**Recorded information**
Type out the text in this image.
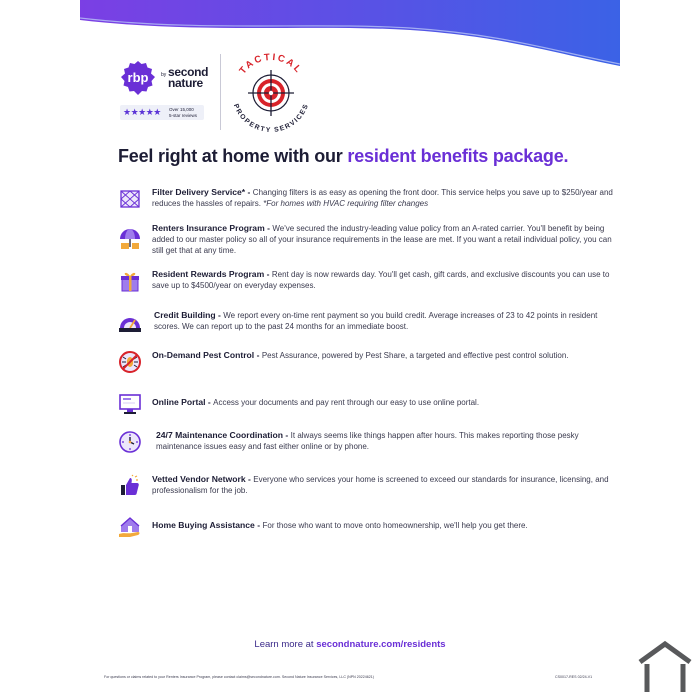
rbp	by second nature
★★★★★ Over 15,000
5-star reviews
TACTICAL
PROPERTY SERVICES
Feel right at home with our resident benefits package.
Filter Delivery Service* - Changing filters is as easy as opening the front door. This service helps you save up to $250/year and reduces the hassles of repairs. *For homes with HVAC requiring filter changes
Renters Insurance Program - We've secured the industry-leading value policy from an A-rated carrier. You'll benefit by being added to our master policy so all of your insurance requirements in the lease are met. If you want a retail individual policy, you can still get that at any time.
Resident Rewards Program - Rent day is now rewards day. You'll get cash, gift cards, and exclusive discounts you can use to save up to $4500/year on everyday expenses.
Credit Building - We report every on-time rent payment so you build credit. Average increases of 23 to 42 points in resident scores. We can report up to the past 24 months for an immediate boost.
On-Demand Pest Control - Pest Assurance, powered by Pest Share, a targeted and effective pest control solution.
Online Portal - Access your documents and pay rent through our easy to use online portal.
24/7 Maintenance Coordination - It always seems like things happen after hours. This makes reporting those pesky maintenance issues easy and fast either online or by phone.
Vetted Vendor Network - Everyone who services your home is screened to exceed our standards for insurance, licensing, and professionalism for the job.
Home Buying Assistance - For those who want to move onto homeownership, we'll help you get there.
Learn more at secondnature.com/residents
For questions or claims related to your Renters Insurance Program, please contact claims@secondnature.com. Second Nature Insurance Services, LLC (NPN 20224621)	CS0017-RES 02/24-V1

**Exercise directions**
Quote every entry exactly, with the pictures omitted.

**Task solution**
Type out the text in this image.
rbp	by second nature
★★★★★ Over 15,000
5-star reviews
TACTICAL
PROPERTY SERVICES
Feel right at home with our resident benefits package.
Filter Delivery Service* - Changing filters is as easy as opening the front door. This service helps you save up to $250/year and reduces the hassles of repairs. *For homes with HVAC requiring filter changes
Renters Insurance Program - We've secured the industry-leading value policy from an A-rated carrier. You'll benefit by being added to our master policy so all of your insurance requirements in the lease are met. If you want a retail individual policy, you can still get that at any time.
Resident Rewards Program - Rent day is now rewards day. You'll get cash, gift cards, and exclusive discounts you can use to save up to $4500/year on everyday expenses.
Credit Building - We report every on-time rent payment so you build credit. Average increases of 23 to 42 points in resident scores. We can report up to the past 24 months for an immediate boost.
On-Demand Pest Control - Pest Assurance, powered by Pest Share, a targeted and effective pest control solution.
Online Portal - Access your documents and pay rent through our easy to use online portal.
24/7 Maintenance Coordination - It always seems like things happen after hours. This makes reporting those pesky maintenance issues easy and fast either online or by phone.
Vetted Vendor Network - Everyone who services your home is screened to exceed our standards for insurance, licensing, and professionalism for the job.
Home Buying Assistance - For those who want to move onto homeownership, we'll help you get there.
Learn more at secondnature.com/residents
For questions or claims related to your Renters Insurance Program, please contact claims@secondnature.com. Second Nature Insurance Services, LLC (NPN 20224621)	CS0017-RES 02/24-V1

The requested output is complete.